• **Exercise aim**: From the entries below, list each line with "words".

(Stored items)
------------------------

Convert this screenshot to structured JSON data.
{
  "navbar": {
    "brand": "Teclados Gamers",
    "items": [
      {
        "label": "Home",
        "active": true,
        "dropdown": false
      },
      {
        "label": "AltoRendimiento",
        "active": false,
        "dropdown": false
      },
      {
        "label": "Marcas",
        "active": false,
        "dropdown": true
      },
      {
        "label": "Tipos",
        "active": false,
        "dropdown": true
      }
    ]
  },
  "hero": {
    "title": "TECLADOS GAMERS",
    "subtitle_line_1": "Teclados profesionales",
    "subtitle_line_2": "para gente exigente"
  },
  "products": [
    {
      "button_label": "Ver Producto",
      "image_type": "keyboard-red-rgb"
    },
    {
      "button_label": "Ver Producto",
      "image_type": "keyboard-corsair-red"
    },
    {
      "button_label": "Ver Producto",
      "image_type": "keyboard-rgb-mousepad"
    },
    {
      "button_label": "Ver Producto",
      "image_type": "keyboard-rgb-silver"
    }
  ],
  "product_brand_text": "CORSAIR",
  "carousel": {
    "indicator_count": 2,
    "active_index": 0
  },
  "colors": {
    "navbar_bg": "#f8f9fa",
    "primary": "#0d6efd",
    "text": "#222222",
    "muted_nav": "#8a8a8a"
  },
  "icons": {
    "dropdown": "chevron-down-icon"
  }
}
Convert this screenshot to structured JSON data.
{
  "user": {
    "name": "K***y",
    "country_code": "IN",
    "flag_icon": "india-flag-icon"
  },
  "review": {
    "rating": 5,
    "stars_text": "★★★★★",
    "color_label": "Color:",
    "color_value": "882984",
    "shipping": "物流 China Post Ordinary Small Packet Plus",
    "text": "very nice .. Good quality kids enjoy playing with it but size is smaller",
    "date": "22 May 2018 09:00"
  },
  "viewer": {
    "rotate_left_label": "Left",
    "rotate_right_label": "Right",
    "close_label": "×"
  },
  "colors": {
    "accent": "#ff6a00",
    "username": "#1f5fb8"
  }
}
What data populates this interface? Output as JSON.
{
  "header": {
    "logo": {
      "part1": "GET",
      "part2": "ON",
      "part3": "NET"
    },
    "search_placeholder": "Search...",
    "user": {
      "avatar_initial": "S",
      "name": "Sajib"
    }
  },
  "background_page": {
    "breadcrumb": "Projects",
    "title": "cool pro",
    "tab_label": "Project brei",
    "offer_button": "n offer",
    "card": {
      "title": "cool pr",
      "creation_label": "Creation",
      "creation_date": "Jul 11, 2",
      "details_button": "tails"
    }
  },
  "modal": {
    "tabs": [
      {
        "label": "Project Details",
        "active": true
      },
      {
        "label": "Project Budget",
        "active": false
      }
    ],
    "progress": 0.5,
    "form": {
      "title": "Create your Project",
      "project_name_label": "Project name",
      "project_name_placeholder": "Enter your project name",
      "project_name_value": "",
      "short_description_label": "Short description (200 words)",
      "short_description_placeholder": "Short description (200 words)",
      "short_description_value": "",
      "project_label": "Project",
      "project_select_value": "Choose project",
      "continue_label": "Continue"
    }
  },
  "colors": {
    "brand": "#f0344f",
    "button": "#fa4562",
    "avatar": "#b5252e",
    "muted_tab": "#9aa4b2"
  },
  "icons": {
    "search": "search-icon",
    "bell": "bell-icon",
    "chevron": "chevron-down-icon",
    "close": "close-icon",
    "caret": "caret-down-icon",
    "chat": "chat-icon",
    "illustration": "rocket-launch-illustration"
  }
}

------------------------

• **Response below**:
      "short_description_label": "Short description (200 words)",
      "short_description_placeholder": "Short description (200 words)",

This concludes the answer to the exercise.